**WHAT YOU SHOULD DO**
Bring together all lines of the material below that contain the string "Gold".

**SUPPLIED DATA**
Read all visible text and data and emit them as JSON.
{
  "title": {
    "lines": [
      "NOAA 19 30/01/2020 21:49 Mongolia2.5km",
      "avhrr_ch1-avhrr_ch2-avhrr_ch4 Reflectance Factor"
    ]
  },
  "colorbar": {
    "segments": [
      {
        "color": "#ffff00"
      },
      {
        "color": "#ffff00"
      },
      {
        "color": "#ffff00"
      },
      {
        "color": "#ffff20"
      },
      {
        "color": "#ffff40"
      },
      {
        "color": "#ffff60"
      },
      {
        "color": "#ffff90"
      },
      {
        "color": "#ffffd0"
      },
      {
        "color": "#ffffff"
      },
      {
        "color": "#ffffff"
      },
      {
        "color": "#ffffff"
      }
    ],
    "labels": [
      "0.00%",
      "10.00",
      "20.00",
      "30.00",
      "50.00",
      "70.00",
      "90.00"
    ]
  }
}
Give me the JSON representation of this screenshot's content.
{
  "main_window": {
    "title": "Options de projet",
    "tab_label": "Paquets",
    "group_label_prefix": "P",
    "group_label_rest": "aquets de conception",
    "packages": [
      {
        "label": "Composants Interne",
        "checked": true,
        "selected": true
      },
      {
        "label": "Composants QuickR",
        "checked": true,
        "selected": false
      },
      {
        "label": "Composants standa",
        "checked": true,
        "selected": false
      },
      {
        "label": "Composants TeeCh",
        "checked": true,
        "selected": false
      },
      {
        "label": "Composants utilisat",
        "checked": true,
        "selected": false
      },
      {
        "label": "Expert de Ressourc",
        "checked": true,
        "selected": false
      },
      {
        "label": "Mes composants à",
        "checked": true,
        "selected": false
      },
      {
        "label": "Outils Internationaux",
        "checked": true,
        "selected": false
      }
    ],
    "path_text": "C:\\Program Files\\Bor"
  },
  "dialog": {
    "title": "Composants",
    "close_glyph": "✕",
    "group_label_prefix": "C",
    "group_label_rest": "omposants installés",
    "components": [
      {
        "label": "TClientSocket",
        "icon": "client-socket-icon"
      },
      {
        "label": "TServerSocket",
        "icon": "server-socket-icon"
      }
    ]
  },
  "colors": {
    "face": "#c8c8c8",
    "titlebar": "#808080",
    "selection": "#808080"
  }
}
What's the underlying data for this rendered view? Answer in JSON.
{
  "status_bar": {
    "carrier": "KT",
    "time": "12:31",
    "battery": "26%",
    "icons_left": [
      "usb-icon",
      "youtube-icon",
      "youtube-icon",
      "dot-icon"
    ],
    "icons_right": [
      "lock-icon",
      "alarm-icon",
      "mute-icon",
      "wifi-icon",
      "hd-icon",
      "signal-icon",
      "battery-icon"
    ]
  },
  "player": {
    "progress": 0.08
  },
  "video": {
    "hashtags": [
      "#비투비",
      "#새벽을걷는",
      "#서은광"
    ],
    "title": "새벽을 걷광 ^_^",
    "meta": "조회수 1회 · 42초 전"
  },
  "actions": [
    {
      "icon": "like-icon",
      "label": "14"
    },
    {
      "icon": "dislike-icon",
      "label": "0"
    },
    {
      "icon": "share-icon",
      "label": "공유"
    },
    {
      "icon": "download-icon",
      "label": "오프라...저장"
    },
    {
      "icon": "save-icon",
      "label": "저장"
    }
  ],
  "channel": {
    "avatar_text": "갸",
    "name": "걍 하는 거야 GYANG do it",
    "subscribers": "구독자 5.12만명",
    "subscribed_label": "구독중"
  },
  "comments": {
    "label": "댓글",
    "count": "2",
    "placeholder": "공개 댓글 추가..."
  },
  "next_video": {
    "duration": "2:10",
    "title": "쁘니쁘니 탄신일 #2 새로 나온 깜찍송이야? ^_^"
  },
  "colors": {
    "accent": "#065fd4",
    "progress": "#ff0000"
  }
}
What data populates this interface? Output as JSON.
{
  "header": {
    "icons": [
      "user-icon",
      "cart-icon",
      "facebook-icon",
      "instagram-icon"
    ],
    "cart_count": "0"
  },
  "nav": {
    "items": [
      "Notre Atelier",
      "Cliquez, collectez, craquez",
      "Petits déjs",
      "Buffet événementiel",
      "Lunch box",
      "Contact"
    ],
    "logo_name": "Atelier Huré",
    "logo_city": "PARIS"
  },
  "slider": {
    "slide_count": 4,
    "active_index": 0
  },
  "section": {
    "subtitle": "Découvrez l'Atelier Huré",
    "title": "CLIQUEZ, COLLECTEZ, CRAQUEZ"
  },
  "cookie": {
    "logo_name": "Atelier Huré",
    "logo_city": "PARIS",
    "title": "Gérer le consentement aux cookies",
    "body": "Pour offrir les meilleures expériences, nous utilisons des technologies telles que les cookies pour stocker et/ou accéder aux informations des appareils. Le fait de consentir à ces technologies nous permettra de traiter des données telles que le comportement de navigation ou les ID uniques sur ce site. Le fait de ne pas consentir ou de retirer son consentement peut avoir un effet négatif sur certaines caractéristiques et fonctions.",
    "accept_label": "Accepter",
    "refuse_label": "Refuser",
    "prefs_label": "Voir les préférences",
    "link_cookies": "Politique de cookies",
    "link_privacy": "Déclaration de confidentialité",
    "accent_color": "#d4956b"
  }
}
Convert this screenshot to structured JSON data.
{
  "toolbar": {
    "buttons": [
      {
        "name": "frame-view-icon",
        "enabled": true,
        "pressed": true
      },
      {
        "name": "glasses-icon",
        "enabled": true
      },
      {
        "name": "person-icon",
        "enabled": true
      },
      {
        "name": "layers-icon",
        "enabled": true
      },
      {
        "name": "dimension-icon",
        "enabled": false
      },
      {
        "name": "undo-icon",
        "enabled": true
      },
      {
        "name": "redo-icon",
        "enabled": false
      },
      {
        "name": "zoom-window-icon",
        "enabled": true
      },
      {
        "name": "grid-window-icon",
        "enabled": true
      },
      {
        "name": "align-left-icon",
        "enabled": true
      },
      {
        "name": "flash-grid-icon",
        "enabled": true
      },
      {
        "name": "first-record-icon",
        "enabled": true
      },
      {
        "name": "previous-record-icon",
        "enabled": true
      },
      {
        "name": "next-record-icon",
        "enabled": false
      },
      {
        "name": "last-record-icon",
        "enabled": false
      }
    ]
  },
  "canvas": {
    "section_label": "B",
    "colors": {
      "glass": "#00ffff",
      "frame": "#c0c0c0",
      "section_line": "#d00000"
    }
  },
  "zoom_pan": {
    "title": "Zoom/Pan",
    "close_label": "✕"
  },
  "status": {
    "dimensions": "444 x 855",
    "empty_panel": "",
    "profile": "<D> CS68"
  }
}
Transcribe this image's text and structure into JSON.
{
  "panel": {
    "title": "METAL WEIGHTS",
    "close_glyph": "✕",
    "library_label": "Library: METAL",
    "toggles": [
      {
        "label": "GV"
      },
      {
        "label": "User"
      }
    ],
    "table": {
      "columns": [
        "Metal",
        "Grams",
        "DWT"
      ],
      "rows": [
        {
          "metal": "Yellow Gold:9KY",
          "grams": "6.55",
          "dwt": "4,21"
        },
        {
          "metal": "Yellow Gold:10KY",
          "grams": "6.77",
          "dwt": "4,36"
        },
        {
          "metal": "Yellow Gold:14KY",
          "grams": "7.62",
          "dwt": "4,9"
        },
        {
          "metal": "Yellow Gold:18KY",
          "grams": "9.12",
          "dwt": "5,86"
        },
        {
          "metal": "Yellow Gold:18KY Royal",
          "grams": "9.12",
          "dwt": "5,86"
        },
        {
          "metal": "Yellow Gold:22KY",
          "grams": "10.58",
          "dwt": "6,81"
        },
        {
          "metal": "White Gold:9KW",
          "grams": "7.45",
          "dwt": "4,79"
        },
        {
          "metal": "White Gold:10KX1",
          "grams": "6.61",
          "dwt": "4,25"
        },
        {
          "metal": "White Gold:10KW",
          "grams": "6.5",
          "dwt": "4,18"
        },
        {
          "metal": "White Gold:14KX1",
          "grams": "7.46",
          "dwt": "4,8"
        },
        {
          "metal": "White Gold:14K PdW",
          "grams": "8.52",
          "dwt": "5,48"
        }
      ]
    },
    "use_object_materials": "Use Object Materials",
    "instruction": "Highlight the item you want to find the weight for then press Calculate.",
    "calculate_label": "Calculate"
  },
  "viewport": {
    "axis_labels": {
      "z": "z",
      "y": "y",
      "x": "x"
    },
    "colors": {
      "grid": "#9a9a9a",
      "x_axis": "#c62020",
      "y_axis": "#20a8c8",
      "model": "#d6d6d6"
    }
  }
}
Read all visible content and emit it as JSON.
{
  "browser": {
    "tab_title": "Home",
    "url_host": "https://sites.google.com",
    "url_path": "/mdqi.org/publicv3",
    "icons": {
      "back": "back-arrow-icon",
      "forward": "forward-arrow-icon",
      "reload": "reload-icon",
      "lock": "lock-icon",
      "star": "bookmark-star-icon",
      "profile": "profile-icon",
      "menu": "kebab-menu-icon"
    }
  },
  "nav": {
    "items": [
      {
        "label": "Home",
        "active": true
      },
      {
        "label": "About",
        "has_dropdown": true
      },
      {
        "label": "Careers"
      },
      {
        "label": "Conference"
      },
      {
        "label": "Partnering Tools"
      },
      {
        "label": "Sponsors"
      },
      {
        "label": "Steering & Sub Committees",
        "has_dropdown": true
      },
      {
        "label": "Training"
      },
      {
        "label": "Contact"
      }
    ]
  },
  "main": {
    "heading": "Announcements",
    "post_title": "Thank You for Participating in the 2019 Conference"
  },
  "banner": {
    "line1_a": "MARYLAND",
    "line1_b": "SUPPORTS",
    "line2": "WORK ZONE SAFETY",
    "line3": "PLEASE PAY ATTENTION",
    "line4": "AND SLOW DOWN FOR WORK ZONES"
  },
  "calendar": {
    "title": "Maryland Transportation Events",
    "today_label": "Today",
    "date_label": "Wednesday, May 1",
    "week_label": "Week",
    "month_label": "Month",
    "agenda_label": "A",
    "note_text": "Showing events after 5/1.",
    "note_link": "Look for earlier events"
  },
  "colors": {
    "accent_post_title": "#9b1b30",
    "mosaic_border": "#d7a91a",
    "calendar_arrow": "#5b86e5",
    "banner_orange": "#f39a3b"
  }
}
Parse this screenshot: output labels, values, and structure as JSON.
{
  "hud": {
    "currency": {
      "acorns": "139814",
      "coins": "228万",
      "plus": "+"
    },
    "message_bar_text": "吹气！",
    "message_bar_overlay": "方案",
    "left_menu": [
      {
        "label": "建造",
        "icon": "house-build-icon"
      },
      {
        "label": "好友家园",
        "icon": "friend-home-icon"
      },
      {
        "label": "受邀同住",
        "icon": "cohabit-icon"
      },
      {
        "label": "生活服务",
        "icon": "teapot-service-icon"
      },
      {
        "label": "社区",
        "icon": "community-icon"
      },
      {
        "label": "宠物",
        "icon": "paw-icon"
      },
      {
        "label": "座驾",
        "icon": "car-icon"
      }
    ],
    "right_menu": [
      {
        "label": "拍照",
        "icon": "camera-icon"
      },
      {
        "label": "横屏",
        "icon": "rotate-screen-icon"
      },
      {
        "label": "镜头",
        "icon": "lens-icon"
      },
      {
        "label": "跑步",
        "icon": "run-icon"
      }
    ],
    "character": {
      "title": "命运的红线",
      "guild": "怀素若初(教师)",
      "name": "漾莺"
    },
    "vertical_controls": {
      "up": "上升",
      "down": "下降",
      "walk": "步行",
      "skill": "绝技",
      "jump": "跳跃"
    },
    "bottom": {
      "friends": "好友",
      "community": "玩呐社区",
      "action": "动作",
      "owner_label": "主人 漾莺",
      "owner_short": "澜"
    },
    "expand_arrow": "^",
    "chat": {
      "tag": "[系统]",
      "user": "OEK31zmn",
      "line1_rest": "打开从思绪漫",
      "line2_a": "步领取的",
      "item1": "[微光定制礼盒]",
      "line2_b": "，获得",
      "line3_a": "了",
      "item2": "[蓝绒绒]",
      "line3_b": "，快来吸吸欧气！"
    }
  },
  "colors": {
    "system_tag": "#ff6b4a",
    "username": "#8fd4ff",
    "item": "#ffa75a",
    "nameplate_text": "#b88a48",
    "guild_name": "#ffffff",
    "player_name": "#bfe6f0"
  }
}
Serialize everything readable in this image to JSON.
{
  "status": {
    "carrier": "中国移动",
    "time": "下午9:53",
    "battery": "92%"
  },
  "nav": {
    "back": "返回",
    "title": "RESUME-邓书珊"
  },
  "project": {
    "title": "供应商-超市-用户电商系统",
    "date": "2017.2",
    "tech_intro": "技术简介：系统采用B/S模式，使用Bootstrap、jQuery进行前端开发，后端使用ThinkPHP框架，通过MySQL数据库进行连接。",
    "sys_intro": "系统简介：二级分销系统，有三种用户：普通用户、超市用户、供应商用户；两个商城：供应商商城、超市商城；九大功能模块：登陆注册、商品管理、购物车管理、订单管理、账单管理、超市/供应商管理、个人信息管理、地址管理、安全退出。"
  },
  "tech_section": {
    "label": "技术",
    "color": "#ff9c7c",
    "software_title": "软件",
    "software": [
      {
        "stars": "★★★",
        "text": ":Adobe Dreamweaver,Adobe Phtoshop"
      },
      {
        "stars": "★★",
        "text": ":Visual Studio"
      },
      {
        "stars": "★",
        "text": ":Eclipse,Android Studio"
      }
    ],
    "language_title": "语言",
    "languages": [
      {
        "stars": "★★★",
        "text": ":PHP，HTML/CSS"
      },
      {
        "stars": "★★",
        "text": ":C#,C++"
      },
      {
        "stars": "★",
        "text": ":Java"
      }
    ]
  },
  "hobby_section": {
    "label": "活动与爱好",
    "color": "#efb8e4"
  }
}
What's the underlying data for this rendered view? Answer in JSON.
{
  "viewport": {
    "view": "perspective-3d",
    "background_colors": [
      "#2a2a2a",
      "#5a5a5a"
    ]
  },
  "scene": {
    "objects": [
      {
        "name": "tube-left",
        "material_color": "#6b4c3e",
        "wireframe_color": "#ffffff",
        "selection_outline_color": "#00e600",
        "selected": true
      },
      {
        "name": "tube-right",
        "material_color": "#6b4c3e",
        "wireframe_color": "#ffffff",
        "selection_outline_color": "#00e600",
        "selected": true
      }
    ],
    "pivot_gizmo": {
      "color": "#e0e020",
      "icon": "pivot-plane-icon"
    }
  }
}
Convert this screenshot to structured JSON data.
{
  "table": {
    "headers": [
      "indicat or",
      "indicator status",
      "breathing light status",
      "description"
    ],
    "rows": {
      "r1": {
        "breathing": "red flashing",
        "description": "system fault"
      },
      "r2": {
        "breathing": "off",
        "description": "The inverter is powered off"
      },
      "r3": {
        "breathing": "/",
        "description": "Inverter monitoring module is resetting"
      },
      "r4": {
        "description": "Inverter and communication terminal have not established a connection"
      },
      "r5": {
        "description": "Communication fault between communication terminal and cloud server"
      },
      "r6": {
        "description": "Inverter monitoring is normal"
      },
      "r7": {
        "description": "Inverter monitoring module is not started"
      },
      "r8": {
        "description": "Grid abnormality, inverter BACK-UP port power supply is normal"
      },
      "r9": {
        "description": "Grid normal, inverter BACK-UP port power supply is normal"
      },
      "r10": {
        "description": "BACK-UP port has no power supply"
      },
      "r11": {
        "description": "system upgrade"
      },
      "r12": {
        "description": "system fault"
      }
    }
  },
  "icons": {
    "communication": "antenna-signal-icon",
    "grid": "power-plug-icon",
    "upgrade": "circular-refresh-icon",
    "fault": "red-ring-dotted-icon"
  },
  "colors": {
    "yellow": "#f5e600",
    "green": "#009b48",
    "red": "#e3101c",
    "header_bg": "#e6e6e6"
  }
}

**EXERCISE OUTPUT**
          "metal": "Yellow Gold:9KY",
          "metal": "Yellow Gold:10KY",
          "metal": "Yellow Gold:14KY",
          "metal": "Yellow Gold:18KY",
          "metal": "Yellow Gold:18KY Royal",
          "metal": "Yellow Gold:22KY",
          "metal": "White Gold:9KW",
          "metal": "White Gold:10KX1",
          "metal": "White Gold:10KW",
          "metal": "White Gold:14KX1",
          "metal": "White Gold:14K PdW",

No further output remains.